* Information supplied
-- Begin --

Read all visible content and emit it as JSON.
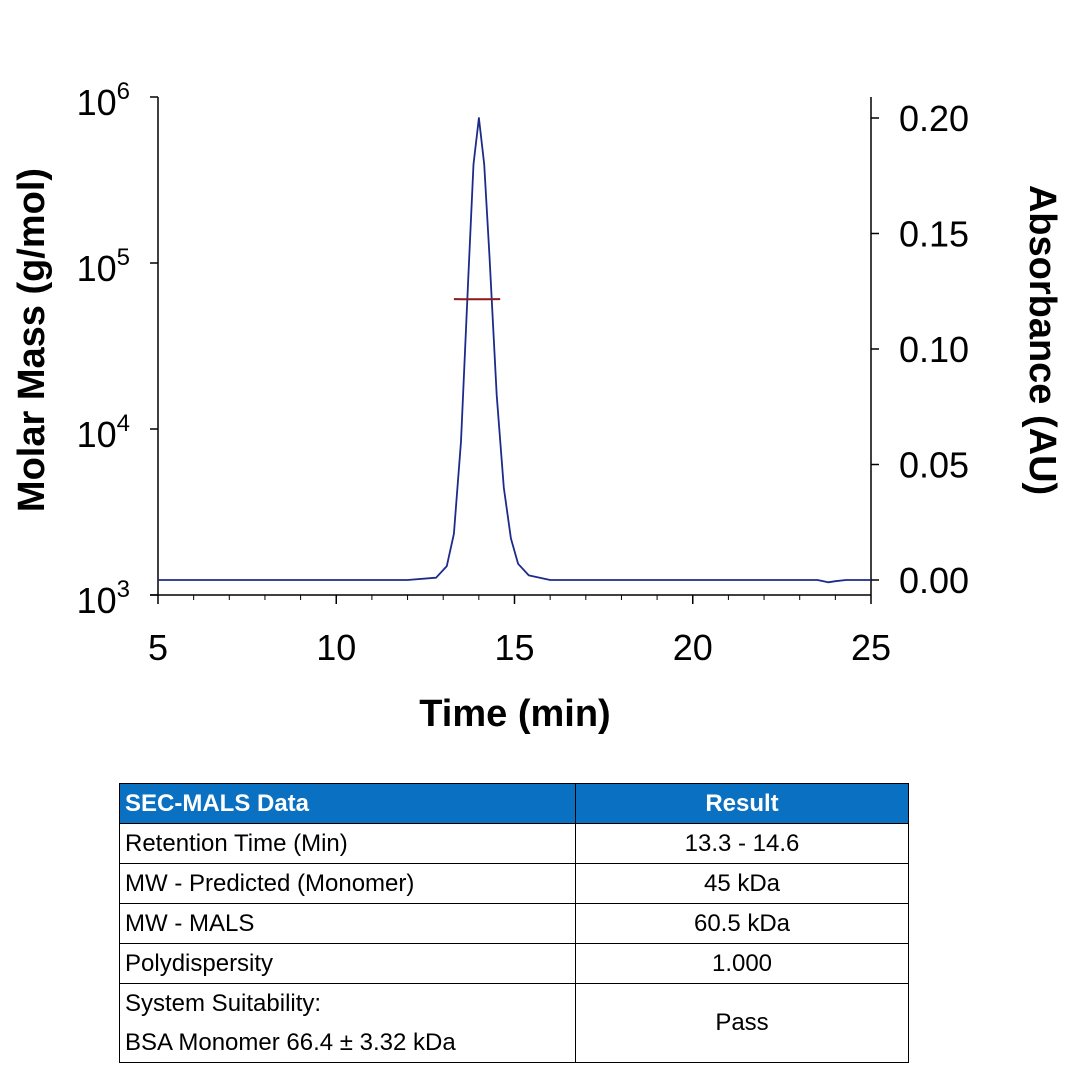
{
  "chart_data": {
    "type": "line",
    "xlabel": "Time (min)",
    "ylabel_left": "Molar Mass (g/mol)",
    "ylabel_right": "Absorbance (AU)",
    "xlim": [
      5,
      25
    ],
    "x_ticks": [
      5,
      10,
      15,
      20,
      25
    ],
    "y_left_scale": "log",
    "y_left_lim": [
      1000,
      1000000
    ],
    "y_left_ticks": [
      {
        "value": 1000,
        "base": "10",
        "exp": "3"
      },
      {
        "value": 10000,
        "base": "10",
        "exp": "4"
      },
      {
        "value": 100000,
        "base": "10",
        "exp": "5"
      },
      {
        "value": 1000000,
        "base": "10",
        "exp": "6"
      }
    ],
    "y_right_lim": [
      0.0,
      0.21
    ],
    "y_right_ticks": [
      "0.00",
      "0.05",
      "0.10",
      "0.15",
      "0.20"
    ],
    "grid": false,
    "series": [
      {
        "color": "#1c2a8c",
        "axis": "right",
        "x": [
          5,
          8,
          12,
          12.8,
          13.1,
          13.3,
          13.5,
          13.7,
          13.85,
          14.0,
          14.15,
          14.3,
          14.5,
          14.7,
          14.9,
          15.1,
          15.4,
          16,
          20,
          23.5,
          23.8,
          24.0,
          24.3,
          25
        ],
        "y": [
          0.0,
          0.0,
          0.0,
          0.001,
          0.006,
          0.02,
          0.06,
          0.13,
          0.18,
          0.2,
          0.18,
          0.14,
          0.08,
          0.04,
          0.018,
          0.007,
          0.002,
          0.0,
          0.0,
          0.0,
          -0.001,
          -0.0005,
          0.0,
          0.0
        ]
      },
      {
        "color": "#8b1a1a",
        "axis": "left",
        "x": [
          13.3,
          13.6,
          13.9,
          14.2,
          14.6
        ],
        "y": [
          60600,
          60500,
          60400,
          60500,
          60600
        ]
      }
    ]
  },
  "table": {
    "header_param": "SEC-MALS Data",
    "header_result": "Result",
    "rows": [
      {
        "param": "Retention Time (Min)",
        "result": "13.3 - 14.6"
      },
      {
        "param": "MW - Predicted (Monomer)",
        "result": "45 kDa"
      },
      {
        "param": "MW - MALS",
        "result": "60.5 kDa"
      },
      {
        "param": "Polydispersity",
        "result": "1.000"
      }
    ],
    "last_row": {
      "param_line1": "System Suitability:",
      "param_line2": "BSA Monomer 66.4 ± 3.32 kDa",
      "result": "Pass"
    }
  }
}
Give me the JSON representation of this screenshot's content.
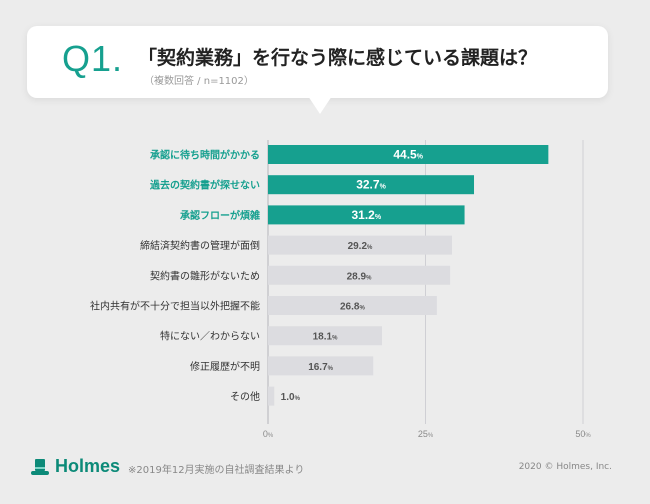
{
  "header": {
    "question_number": "Q1.",
    "title": "「契約業務」を行なう際に感じている課題は？",
    "subtitle": "（複数回答 / n=1102）"
  },
  "chart_data": {
    "type": "bar",
    "orientation": "horizontal",
    "categories": [
      "承認に待ち時間がかかる",
      "過去の契約書が探せない",
      "承認フローが煩雑",
      "締結済契約書の管理が面倒",
      "契約書の雛形がないため",
      "社内共有が不十分で担当以外把握不能",
      "特にない／わからない",
      "修正履歴が不明",
      "その他"
    ],
    "values": [
      44.5,
      32.7,
      31.2,
      29.2,
      28.9,
      26.8,
      18.1,
      16.7,
      1.0
    ],
    "value_labels": [
      "44.5",
      "32.7",
      "31.2",
      "29.2",
      "28.9",
      "26.8",
      "18.1",
      "16.7",
      "1.0"
    ],
    "highlighted_count": 3,
    "unit": "%",
    "xlim": [
      0,
      50
    ],
    "x_ticks": [
      {
        "value": 0,
        "label": "0"
      },
      {
        "value": 25,
        "label": "25"
      },
      {
        "value": 50,
        "label": "50"
      }
    ],
    "grid": true,
    "colors": {
      "highlight": "#16a08f",
      "normal": "#dcdce0",
      "highlight_label": "#16a08f",
      "normal_label": "#333333",
      "value_highlight": "#ffffff",
      "value_normal": "#555555"
    }
  },
  "footer": {
    "brand": "Holmes",
    "note": "※2019年12月実施の自社調査結果より",
    "copyright": "2020 © Holmes, Inc."
  }
}
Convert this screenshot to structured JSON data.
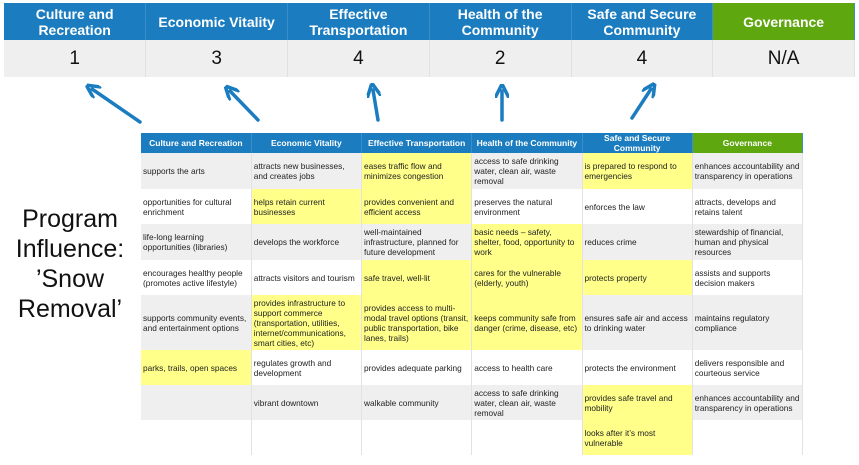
{
  "summary": {
    "columns": [
      "Culture and Recreation",
      "Economic Vitality",
      "Effective Transportation",
      "Health of the Community",
      "Safe and Secure Community",
      "Governance"
    ],
    "scores": [
      "1",
      "3",
      "4",
      "2",
      "4",
      "N/A"
    ]
  },
  "program_label": "Program Influence: ’Snow Removal’",
  "colors": {
    "header_blue": "#1b7dc0",
    "governance_green": "#5fa70f",
    "highlight": "#ffff8a",
    "arrow": "#1b7dc0"
  },
  "matrix": {
    "headers": [
      "Culture and Recreation",
      "Economic Vitality",
      "Effective Transportation",
      "Health of the Community",
      "Safe and Secure Community",
      "Governance"
    ],
    "rows": [
      [
        {
          "t": "supports the arts"
        },
        {
          "t": "attracts new businesses, and creates jobs"
        },
        {
          "t": "eases traffic flow and minimizes congestion",
          "h": true
        },
        {
          "t": "access to safe drinking water, clean air, waste removal"
        },
        {
          "t": "is prepared to respond to emergencies",
          "h": true
        },
        {
          "t": "enhances accountability and transparency in operations"
        }
      ],
      [
        {
          "t": "opportunities for cultural enrichment"
        },
        {
          "t": "helps retain current businesses",
          "h": true
        },
        {
          "t": "provides convenient and efficient access",
          "h": true
        },
        {
          "t": "preserves the natural environment"
        },
        {
          "t": "enforces the law"
        },
        {
          "t": "attracts, develops and retains talent"
        }
      ],
      [
        {
          "t": "life-long learning opportunities (libraries)"
        },
        {
          "t": "develops the workforce"
        },
        {
          "t": "well-maintained infrastructure, planned for future development"
        },
        {
          "t": "basic needs – safety, shelter, food, opportunity to work",
          "h": true
        },
        {
          "t": "reduces crime"
        },
        {
          "t": "stewardship of financial, human and physical resources"
        }
      ],
      [
        {
          "t": "encourages healthy people (promotes active lifestyle)"
        },
        {
          "t": "attracts visitors and tourism"
        },
        {
          "t": "safe travel, well-lit",
          "h": true
        },
        {
          "t": "cares for the vulnerable (elderly, youth)",
          "h": true
        },
        {
          "t": "protects property",
          "h": true
        },
        {
          "t": "assists and supports decision makers"
        }
      ],
      [
        {
          "t": "supports community events, and entertainment options"
        },
        {
          "t": "provides infrastructure to support commerce (transportation, utilities, internet/communications, smart cities, etc)",
          "h": true
        },
        {
          "t": "provides access to multi-modal travel options (transit, public transportation, bike lanes, trails)",
          "h": true
        },
        {
          "t": "keeps community safe from danger (crime, disease, etc)",
          "h": true
        },
        {
          "t": "ensures safe air and access to drinking water"
        },
        {
          "t": "maintains regulatory compliance"
        }
      ],
      [
        {
          "t": "parks, trails, open spaces",
          "h": true
        },
        {
          "t": "regulates growth and development"
        },
        {
          "t": "provides adequate parking"
        },
        {
          "t": "access to health care"
        },
        {
          "t": "protects the environment"
        },
        {
          "t": "delivers responsible and courteous service"
        }
      ],
      [
        {
          "t": ""
        },
        {
          "t": "vibrant downtown"
        },
        {
          "t": "walkable community"
        },
        {
          "t": "access to safe drinking water, clean air, waste removal"
        },
        {
          "t": "provides safe travel and mobility",
          "h": true
        },
        {
          "t": "enhances accountability and transparency in operations"
        }
      ],
      [
        {
          "t": ""
        },
        {
          "t": ""
        },
        {
          "t": ""
        },
        {
          "t": ""
        },
        {
          "t": "looks after it’s most vulnerable",
          "h": true
        },
        {
          "t": ""
        }
      ]
    ]
  }
}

-- End --

* Directions for this task
Copy every record above exactly, leaving out the pictures.

* Answer to the exercise
Read all visible content and emit it as JSON.
{
  "chart_data": {
    "type": "line",
    "xlabel": "Time (min)",
    "ylabel_left": "Molar Mass (g/mol)",
    "ylabel_right": "Absorbance (AU)",
    "xlim": [
      5,
      25
    ],
    "x_ticks": [
      5,
      10,
      15,
      20,
      25
    ],
    "y_left_scale": "log",
    "y_left_lim": [
      1000,
      1000000
    ],
    "y_left_ticks": [
      {
        "value": 1000,
        "base": "10",
        "exp": "3"
      },
      {
        "value": 10000,
        "base": "10",
        "exp": "4"
      },
      {
        "value": 100000,
        "base": "10",
        "exp": "5"
      },
      {
        "value": 1000000,
        "base": "10",
        "exp": "6"
      }
    ],
    "y_right_lim": [
      0.0,
      0.21
    ],
    "y_right_ticks": [
      "0.00",
      "0.05",
      "0.10",
      "0.15",
      "0.20"
    ],
    "grid": false,
    "series": [
      {
        "color": "#1c2a8c",
        "axis": "right",
        "x": [
          5,
          8,
          12,
          12.8,
          13.1,
          13.3,
          13.5,
          13.7,
          13.85,
          14.0,
          14.15,
          14.3,
          14.5,
          14.7,
          14.9,
          15.1,
          15.4,
          16,
          20,
          23.5,
          23.8,
          24.0,
          24.3,
          25
        ],
        "y": [
          0.0,
          0.0,
          0.0,
          0.001,
          0.006,
          0.02,
          0.06,
          0.13,
          0.18,
          0.2,
          0.18,
          0.14,
          0.08,
          0.04,
          0.018,
          0.007,
          0.002,
          0.0,
          0.0,
          0.0,
          -0.001,
          -0.0005,
          0.0,
          0.0
        ]
      },
      {
        "color": "#8b1a1a",
        "axis": "left",
        "x": [
          13.3,
          13.6,
          13.9,
          14.2,
          14.6
        ],
        "y": [
          60600,
          60500,
          60400,
          60500,
          60600
        ]
      }
    ]
  },
  "table": {
    "header_param": "SEC-MALS Data",
    "header_result": "Result",
    "rows": [
      {
        "param": "Retention Time (Min)",
        "result": "13.3 - 14.6"
      },
      {
        "param": "MW - Predicted (Monomer)",
        "result": "45 kDa"
      },
      {
        "param": "MW - MALS",
        "result": "60.5 kDa"
      },
      {
        "param": "Polydispersity",
        "result": "1.000"
      }
    ],
    "last_row": {
      "param_line1": "System Suitability:",
      "param_line2": "BSA Monomer 66.4 ± 3.32 kDa",
      "result": "Pass"
    }
  }
}
Give me the JSON representation of this screenshot's content.
{
  "header": {
    "question_number": "Q1.",
    "title": "「契約業務」を行なう際に感じている課題は？",
    "subtitle": "（複数回答 / n=1102）"
  },
  "chart_data": {
    "type": "bar",
    "orientation": "horizontal",
    "categories": [
      "承認に待ち時間がかかる",
      "過去の契約書が探せない",
      "承認フローが煩雑",
      "締結済契約書の管理が面倒",
      "契約書の雛形がないため",
      "社内共有が不十分で担当以外把握不能",
      "特にない／わからない",
      "修正履歴が不明",
      "その他"
    ],
    "values": [
      44.5,
      32.7,
      31.2,
      29.2,
      28.9,
      26.8,
      18.1,
      16.7,
      1.0
    ],
    "value_labels": [
      "44.5",
      "32.7",
      "31.2",
      "29.2",
      "28.9",
      "26.8",
      "18.1",
      "16.7",
      "1.0"
    ],
    "highlighted_count": 3,
    "unit": "%",
    "xlim": [
      0,
      50
    ],
    "x_ticks": [
      {
        "value": 0,
        "label": "0"
      },
      {
        "value": 25,
        "label": "25"
      },
      {
        "value": 50,
        "label": "50"
      }
    ],
    "grid": true,
    "colors": {
      "highlight": "#16a08f",
      "normal": "#dcdce0",
      "highlight_label": "#16a08f",
      "normal_label": "#333333",
      "value_highlight": "#ffffff",
      "value_normal": "#555555"
    }
  },
  "footer": {
    "brand": "Holmes",
    "note": "※2019年12月実施の自社調査結果より",
    "copyright": "2020 © Holmes, Inc."
  }
}
Convert this screenshot to structured JSON data.
{
  "summary": {
    "columns": [
      "Culture and Recreation",
      "Economic Vitality",
      "Effective Transportation",
      "Health of the Community",
      "Safe and Secure Community",
      "Governance"
    ],
    "scores": [
      "1",
      "3",
      "4",
      "2",
      "4",
      "N/A"
    ]
  },
  "program_label": "Program Influence: ’Snow Removal’",
  "colors": {
    "header_blue": "#1b7dc0",
    "governance_green": "#5fa70f",
    "highlight": "#ffff8a",
    "arrow": "#1b7dc0"
  },
  "matrix": {
    "headers": [
      "Culture and Recreation",
      "Economic Vitality",
      "Effective Transportation",
      "Health of the Community",
      "Safe and Secure Community",
      "Governance"
    ],
    "rows": [
      [
        {
          "t": "supports the arts"
        },
        {
          "t": "attracts new businesses, and creates jobs"
        },
        {
          "t": "eases traffic flow and minimizes congestion",
          "h": true
        },
        {
          "t": "access to safe drinking water, clean air, waste removal"
        },
        {
          "t": "is prepared to respond to emergencies",
          "h": true
        },
        {
          "t": "enhances accountability and transparency in operations"
        }
      ],
      [
        {
          "t": "opportunities for cultural enrichment"
        },
        {
          "t": "helps retain current businesses",
          "h": true
        },
        {
          "t": "provides convenient and efficient access",
          "h": true
        },
        {
          "t": "preserves the natural environment"
        },
        {
          "t": "enforces the law"
        },
        {
          "t": "attracts, develops and retains talent"
        }
      ],
      [
        {
          "t": "life-long learning opportunities (libraries)"
        },
        {
          "t": "develops the workforce"
        },
        {
          "t": "well-maintained infrastructure, planned for future development"
        },
        {
          "t": "basic needs – safety, shelter, food, opportunity to work",
          "h": true
        },
        {
          "t": "reduces crime"
        },
        {
          "t": "stewardship of financial, human and physical resources"
        }
      ],
      [
        {
          "t": "encourages healthy people (promotes active lifestyle)"
        },
        {
          "t": "attracts visitors and tourism"
        },
        {
          "t": "safe travel, well-lit",
          "h": true
        },
        {
          "t": "cares for the vulnerable (elderly, youth)",
          "h": true
        },
        {
          "t": "protects property",
          "h": true
        },
        {
          "t": "assists and supports decision makers"
        }
      ],
      [
        {
          "t": "supports community events, and entertainment options"
        },
        {
          "t": "provides infrastructure to support commerce (transportation, utilities, internet/communications, smart cities, etc)",
          "h": true
        },
        {
          "t": "provides access to multi-modal travel options (transit, public transportation, bike lanes, trails)",
          "h": true
        },
        {
          "t": "keeps community safe from danger (crime, disease, etc)",
          "h": true
        },
        {
          "t": "ensures safe air and access to drinking water"
        },
        {
          "t": "maintains regulatory compliance"
        }
      ],
      [
        {
          "t": "parks, trails, open spaces",
          "h": true
        },
        {
          "t": "regulates growth and development"
        },
        {
          "t": "provides adequate parking"
        },
        {
          "t": "access to health care"
        },
        {
          "t": "protects the environment"
        },
        {
          "t": "delivers responsible and courteous service"
        }
      ],
      [
        {
          "t": ""
        },
        {
          "t": "vibrant downtown"
        },
        {
          "t": "walkable community"
        },
        {
          "t": "access to safe drinking water, clean air, waste removal"
        },
        {
          "t": "provides safe travel and mobility",
          "h": true
        },
        {
          "t": "enhances accountability and transparency in operations"
        }
      ],
      [
        {
          "t": ""
        },
        {
          "t": ""
        },
        {
          "t": ""
        },
        {
          "t": ""
        },
        {
          "t": "looks after it’s most vulnerable",
          "h": true
        },
        {
          "t": ""
        }
      ]
    ]
  }
}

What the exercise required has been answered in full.